* _SHORT EXERCISE_
Repeat all entries exactly.

* _LISTED RECORDS_
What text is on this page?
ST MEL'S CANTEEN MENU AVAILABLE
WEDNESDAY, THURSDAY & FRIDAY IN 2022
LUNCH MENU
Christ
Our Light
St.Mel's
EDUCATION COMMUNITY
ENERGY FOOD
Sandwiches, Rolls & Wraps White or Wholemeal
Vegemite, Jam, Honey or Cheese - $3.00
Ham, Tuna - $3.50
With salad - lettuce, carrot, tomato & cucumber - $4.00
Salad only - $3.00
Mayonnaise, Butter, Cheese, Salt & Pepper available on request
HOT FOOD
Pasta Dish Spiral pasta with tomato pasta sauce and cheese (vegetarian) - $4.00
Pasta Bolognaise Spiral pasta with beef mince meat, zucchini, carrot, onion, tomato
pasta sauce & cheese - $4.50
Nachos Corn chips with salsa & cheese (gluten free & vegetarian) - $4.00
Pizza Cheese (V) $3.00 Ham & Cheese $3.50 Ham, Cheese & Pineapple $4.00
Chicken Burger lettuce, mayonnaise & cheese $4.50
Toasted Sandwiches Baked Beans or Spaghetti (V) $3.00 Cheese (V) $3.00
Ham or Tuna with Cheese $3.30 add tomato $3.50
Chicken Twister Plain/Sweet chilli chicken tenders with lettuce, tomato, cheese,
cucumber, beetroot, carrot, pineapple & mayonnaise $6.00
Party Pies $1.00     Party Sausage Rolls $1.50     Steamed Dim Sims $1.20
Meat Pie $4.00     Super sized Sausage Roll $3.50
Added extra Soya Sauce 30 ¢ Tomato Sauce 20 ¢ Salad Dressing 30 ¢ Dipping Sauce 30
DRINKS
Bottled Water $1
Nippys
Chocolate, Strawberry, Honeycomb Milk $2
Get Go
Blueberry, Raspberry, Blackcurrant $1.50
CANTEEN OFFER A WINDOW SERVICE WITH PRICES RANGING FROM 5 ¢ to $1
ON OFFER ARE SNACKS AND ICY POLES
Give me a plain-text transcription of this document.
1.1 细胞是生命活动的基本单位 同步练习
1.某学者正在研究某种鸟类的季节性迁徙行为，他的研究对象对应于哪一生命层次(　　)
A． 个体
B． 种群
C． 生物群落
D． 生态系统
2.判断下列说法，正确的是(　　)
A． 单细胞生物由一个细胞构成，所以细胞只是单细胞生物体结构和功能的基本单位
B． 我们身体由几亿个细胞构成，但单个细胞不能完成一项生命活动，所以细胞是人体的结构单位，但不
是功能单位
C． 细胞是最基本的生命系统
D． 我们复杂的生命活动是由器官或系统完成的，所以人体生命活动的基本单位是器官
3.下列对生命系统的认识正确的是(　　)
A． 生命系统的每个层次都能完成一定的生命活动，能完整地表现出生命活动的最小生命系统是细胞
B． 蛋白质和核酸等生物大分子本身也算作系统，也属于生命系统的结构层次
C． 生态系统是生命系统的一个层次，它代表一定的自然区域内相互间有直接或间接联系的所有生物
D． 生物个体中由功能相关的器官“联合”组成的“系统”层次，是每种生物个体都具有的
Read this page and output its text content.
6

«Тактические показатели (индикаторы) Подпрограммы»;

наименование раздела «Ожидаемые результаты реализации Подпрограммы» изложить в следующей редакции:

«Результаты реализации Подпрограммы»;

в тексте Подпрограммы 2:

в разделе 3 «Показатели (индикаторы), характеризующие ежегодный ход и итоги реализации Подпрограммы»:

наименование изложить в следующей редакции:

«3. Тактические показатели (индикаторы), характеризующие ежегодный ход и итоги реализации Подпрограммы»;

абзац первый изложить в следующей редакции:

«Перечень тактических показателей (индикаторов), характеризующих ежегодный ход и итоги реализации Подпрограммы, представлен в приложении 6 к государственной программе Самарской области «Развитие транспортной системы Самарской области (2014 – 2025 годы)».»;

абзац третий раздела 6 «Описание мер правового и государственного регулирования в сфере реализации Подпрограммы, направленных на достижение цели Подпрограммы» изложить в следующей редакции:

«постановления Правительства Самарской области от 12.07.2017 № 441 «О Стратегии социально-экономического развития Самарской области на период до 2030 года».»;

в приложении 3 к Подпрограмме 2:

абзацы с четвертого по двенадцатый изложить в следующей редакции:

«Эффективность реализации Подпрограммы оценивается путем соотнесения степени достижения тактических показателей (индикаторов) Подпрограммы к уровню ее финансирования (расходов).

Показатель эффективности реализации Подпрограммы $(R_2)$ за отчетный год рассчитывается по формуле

* _SOLUTION TO THE PROBLEM_
What text is on this page?
ST MEL'S CANTEEN MENU AVAILABLE
WEDNESDAY, THURSDAY & FRIDAY IN 2022
LUNCH MENU
Christ
Our Light
St.Mel's
EDUCATION COMMUNITY
ENERGY FOOD
Sandwiches, Rolls & Wraps White or Wholemeal
Vegemite, Jam, Honey or Cheese - $3.00
Ham, Tuna - $3.50
With salad - lettuce, carrot, tomato & cucumber - $4.00
Salad only - $3.00
Mayonnaise, Butter, Cheese, Salt & Pepper available on request
HOT FOOD
Pasta Dish Spiral pasta with tomato pasta sauce and cheese (vegetarian) - $4.00
Pasta Bolognaise Spiral pasta with beef mince meat, zucchini, carrot, onion, tomato
pasta sauce & cheese - $4.50
Nachos Corn chips with salsa & cheese (gluten free & vegetarian) - $4.00
Pizza Cheese (V) $3.00 Ham & Cheese $3.50 Ham, Cheese & Pineapple $4.00
Chicken Burger lettuce, mayonnaise & cheese $4.50
Toasted Sandwiches Baked Beans or Spaghetti (V) $3.00 Cheese (V) $3.00
Ham or Tuna with Cheese $3.30 add tomato $3.50
Chicken Twister Plain/Sweet chilli chicken tenders with lettuce, tomato, cheese,
cucumber, beetroot, carrot, pineapple & mayonnaise $6.00
Party Pies $1.00     Party Sausage Rolls $1.50     Steamed Dim Sims $1.20
Meat Pie $4.00     Super sized Sausage Roll $3.50
Added extra Soya Sauce 30 ¢ Tomato Sauce 20 ¢ Salad Dressing 30 ¢ Dipping Sauce 30
DRINKS
Bottled Water $1
Nippys
Chocolate, Strawberry, Honeycomb Milk $2
Get Go
Blueberry, Raspberry, Blackcurrant $1.50
CANTEEN OFFER A WINDOW SERVICE WITH PRICES RANGING FROM 5 ¢ to $1
ON OFFER ARE SNACKS AND ICY POLES
Give me a plain-text transcription of this document.
1.1 细胞是生命活动的基本单位 同步练习
1.某学者正在研究某种鸟类的季节性迁徙行为，他的研究对象对应于哪一生命层次(　　)
A． 个体
B． 种群
C． 生物群落
D． 生态系统
2.判断下列说法，正确的是(　　)
A． 单细胞生物由一个细胞构成，所以细胞只是单细胞生物体结构和功能的基本单位
B． 我们身体由几亿个细胞构成，但单个细胞不能完成一项生命活动，所以细胞是人体的结构单位，但不
是功能单位
C． 细胞是最基本的生命系统
D． 我们复杂的生命活动是由器官或系统完成的，所以人体生命活动的基本单位是器官
3.下列对生命系统的认识正确的是(　　)
A． 生命系统的每个层次都能完成一定的生命活动，能完整地表现出生命活动的最小生命系统是细胞
B． 蛋白质和核酸等生物大分子本身也算作系统，也属于生命系统的结构层次
C． 生态系统是生命系统的一个层次，它代表一定的自然区域内相互间有直接或间接联系的所有生物
D． 生物个体中由功能相关的器官“联合”组成的“系统”层次，是每种生物个体都具有的
Read this page and output its text content.
6

«Тактические показатели (индикаторы) Подпрограммы»;

наименование раздела «Ожидаемые результаты реализации Подпрограммы» изложить в следующей редакции:

«Результаты реализации Подпрограммы»;

в тексте Подпрограммы 2:

в разделе 3 «Показатели (индикаторы), характеризующие ежегодный ход и итоги реализации Подпрограммы»:

наименование изложить в следующей редакции:

«3. Тактические показатели (индикаторы), характеризующие ежегодный ход и итоги реализации Подпрограммы»;

абзац первый изложить в следующей редакции:

«Перечень тактических показателей (индикаторов), характеризующих ежегодный ход и итоги реализации Подпрограммы, представлен в приложении 6 к государственной программе Самарской области «Развитие транспортной системы Самарской области (2014 – 2025 годы)».»;

абзац третий раздела 6 «Описание мер правового и государственного регулирования в сфере реализации Подпрограммы, направленных на достижение цели Подпрограммы» изложить в следующей редакции:

«постановления Правительства Самарской области от 12.07.2017 № 441 «О Стратегии социально-экономического развития Самарской области на период до 2030 года».»;

в приложении 3 к Подпрограмме 2:

абзацы с четвертого по двенадцатый изложить в следующей редакции:

«Эффективность реализации Подпрограммы оценивается путем соотнесения степени достижения тактических показателей (индикаторов) Подпрограммы к уровню ее финансирования (расходов).

Показатель эффективности реализации Подпрограммы $(R_2)$ за отчетный год рассчитывается по формуле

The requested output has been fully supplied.